- _AIM_
Reproduce the data exactly and drop any pictures it holds.

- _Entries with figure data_

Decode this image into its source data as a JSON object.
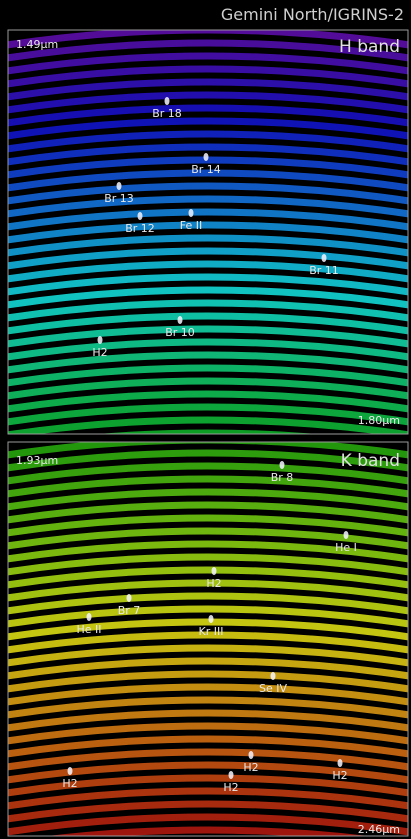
{
  "header": {
    "title": "Gemini North/IGRINS-2"
  },
  "h_panel": {
    "band": "H band",
    "start": "1.49μm",
    "end": "1.80μm",
    "labels": [
      "Br 18",
      "Br 14",
      "Br 13",
      "Br 12",
      "Fe II",
      "Br 11",
      "Br 10",
      "H2"
    ]
  },
  "k_panel": {
    "band": "K band",
    "start": "1.93μm",
    "end": "2.46μm",
    "labels": [
      "Br 8",
      "He I",
      "H2",
      "Br 7",
      "He II",
      "Kr III",
      "Se IV",
      "H2",
      "H2",
      "H2",
      "H2"
    ]
  }
}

- _ANSWER TO THE TASK_
Decode this image into its source data as a JSON object.
{
  "header": {
    "title": "Gemini North/IGRINS-2"
  },
  "h_panel": {
    "band": "H band",
    "start": "1.49μm",
    "end": "1.80μm",
    "labels": [
      "Br 18",
      "Br 14",
      "Br 13",
      "Br 12",
      "Fe II",
      "Br 11",
      "Br 10",
      "H2"
    ]
  },
  "k_panel": {
    "band": "K band",
    "start": "1.93μm",
    "end": "2.46μm",
    "labels": [
      "Br 8",
      "He I",
      "H2",
      "Br 7",
      "He II",
      "Kr III",
      "Se IV",
      "H2",
      "H2",
      "H2",
      "H2"
    ]
  }
}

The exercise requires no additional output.